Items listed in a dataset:
☆ ☆ ☆ ☆
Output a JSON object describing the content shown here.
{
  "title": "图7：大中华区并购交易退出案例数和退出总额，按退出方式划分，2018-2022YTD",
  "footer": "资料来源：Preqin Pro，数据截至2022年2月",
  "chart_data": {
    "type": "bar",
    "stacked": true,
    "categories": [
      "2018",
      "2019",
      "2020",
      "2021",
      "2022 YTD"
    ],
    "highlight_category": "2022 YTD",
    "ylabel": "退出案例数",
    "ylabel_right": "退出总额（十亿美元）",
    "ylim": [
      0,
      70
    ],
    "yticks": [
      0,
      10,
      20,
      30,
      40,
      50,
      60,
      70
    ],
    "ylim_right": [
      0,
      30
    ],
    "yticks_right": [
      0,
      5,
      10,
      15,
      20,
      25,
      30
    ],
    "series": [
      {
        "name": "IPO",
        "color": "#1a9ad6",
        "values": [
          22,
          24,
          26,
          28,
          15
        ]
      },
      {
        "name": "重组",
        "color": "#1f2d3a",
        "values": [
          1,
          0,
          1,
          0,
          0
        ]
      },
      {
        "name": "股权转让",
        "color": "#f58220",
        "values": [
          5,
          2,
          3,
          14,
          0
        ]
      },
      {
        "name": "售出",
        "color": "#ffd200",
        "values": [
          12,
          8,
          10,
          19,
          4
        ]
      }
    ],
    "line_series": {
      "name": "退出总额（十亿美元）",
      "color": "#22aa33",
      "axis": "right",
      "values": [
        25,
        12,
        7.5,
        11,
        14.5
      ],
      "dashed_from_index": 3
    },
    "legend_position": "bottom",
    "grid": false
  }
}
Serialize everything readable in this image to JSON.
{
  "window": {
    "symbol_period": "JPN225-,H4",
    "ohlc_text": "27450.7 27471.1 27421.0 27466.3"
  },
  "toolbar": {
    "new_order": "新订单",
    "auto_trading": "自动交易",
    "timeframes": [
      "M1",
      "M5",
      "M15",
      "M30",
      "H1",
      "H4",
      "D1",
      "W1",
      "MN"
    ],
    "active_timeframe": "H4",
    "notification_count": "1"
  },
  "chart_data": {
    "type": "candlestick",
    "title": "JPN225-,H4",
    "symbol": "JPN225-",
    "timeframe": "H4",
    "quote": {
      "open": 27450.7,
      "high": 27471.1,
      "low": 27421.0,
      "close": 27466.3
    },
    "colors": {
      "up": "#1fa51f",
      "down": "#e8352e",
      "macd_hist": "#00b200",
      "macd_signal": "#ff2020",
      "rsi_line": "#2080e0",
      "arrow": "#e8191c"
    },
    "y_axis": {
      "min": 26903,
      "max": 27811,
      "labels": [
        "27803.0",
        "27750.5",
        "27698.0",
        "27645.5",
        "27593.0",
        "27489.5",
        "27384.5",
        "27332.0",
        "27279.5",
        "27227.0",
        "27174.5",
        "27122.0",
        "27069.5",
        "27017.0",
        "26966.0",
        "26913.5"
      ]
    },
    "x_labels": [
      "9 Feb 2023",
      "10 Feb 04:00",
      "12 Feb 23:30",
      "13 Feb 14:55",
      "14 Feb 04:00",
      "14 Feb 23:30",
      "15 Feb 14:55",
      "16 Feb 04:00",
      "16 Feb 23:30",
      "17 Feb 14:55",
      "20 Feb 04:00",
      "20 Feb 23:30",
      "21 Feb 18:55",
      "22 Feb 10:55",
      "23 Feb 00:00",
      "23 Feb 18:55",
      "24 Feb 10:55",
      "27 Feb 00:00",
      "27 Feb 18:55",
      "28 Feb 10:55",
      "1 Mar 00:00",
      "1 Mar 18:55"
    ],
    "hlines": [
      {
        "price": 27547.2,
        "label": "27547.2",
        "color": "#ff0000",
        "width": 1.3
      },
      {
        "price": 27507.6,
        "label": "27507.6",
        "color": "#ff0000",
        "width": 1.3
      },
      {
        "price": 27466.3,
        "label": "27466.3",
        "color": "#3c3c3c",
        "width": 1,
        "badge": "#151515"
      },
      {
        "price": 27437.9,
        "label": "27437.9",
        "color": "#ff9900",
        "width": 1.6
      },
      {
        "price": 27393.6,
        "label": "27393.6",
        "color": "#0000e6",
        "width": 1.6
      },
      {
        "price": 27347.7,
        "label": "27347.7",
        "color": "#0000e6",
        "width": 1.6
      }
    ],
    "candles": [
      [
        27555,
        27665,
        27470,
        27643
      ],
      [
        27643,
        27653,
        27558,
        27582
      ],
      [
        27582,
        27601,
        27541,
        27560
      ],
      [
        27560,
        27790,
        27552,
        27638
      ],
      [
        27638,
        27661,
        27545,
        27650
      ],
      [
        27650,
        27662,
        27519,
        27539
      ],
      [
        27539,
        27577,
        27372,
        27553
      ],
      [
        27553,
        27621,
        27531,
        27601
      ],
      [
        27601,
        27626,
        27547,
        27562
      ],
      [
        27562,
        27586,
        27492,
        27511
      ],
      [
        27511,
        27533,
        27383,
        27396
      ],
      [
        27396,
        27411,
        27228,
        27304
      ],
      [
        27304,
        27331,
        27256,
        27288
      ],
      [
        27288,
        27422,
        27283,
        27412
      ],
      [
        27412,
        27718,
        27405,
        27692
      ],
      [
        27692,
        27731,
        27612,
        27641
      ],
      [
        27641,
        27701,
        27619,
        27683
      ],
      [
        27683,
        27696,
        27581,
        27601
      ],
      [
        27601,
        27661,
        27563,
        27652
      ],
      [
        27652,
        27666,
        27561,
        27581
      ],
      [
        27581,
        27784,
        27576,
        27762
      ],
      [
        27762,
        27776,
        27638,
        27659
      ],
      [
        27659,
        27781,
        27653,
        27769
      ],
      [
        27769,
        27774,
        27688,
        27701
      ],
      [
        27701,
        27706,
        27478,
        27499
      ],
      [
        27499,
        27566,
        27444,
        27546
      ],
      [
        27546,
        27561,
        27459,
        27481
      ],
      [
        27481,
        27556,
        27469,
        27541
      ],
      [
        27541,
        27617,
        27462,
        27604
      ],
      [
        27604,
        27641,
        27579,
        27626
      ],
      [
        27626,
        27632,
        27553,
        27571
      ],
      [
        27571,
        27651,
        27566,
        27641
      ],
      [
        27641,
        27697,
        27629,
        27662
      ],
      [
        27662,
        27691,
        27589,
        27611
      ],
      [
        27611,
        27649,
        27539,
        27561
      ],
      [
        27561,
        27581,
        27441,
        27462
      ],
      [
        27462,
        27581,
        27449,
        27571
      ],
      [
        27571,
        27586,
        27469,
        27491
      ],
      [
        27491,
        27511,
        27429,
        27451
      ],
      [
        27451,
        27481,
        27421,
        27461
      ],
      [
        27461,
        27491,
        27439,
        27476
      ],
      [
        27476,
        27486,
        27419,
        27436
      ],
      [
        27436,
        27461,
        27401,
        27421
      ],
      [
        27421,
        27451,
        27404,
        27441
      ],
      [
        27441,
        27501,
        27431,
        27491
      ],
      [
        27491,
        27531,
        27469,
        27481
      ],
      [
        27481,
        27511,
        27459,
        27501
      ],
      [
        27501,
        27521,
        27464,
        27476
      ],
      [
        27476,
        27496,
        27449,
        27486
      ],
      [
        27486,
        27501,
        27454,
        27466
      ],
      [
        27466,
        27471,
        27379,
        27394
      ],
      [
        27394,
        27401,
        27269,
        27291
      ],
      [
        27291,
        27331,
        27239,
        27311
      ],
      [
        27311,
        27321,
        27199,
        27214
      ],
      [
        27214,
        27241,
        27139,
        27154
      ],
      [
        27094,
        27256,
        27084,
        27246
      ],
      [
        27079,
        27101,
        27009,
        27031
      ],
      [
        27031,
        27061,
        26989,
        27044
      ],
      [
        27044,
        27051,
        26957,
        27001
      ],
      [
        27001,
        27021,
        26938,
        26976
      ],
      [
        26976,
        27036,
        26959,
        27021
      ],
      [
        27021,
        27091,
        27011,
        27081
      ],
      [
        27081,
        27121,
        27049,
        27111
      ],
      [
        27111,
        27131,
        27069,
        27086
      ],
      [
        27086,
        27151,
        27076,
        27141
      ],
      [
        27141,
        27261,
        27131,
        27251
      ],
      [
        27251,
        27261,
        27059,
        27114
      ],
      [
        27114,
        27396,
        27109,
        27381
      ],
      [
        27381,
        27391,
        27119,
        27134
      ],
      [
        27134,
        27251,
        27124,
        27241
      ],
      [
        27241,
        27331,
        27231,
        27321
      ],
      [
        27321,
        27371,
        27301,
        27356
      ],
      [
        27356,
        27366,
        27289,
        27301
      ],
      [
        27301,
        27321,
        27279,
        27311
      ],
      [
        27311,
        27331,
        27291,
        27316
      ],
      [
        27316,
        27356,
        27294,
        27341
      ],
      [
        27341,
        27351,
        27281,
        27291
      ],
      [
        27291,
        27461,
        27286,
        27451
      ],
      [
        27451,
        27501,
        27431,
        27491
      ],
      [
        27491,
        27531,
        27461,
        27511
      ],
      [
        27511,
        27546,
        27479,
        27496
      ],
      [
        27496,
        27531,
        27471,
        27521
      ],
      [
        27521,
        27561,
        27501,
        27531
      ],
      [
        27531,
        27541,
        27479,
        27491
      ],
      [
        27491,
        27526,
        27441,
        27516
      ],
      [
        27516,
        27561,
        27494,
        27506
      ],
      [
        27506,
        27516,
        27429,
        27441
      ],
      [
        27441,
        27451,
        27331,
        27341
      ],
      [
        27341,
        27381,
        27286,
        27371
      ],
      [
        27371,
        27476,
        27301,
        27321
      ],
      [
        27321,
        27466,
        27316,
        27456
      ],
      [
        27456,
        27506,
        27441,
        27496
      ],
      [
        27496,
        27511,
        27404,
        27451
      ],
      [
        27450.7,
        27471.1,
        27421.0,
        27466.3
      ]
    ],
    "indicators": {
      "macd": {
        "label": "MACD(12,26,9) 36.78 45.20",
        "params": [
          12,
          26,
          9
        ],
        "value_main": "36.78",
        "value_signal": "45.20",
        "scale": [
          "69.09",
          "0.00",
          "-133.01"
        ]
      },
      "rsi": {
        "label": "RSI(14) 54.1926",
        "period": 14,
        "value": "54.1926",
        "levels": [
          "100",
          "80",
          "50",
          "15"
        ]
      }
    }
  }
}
☆ ☆ ☆ ☆
• **PROBLEM DESCRIPTION**
Extract from the data every line where "JSON" shows up.

• **TASK SOLUTION**
Output a JSON object describing the content shown here.
Serialize everything readable in this image to JSON.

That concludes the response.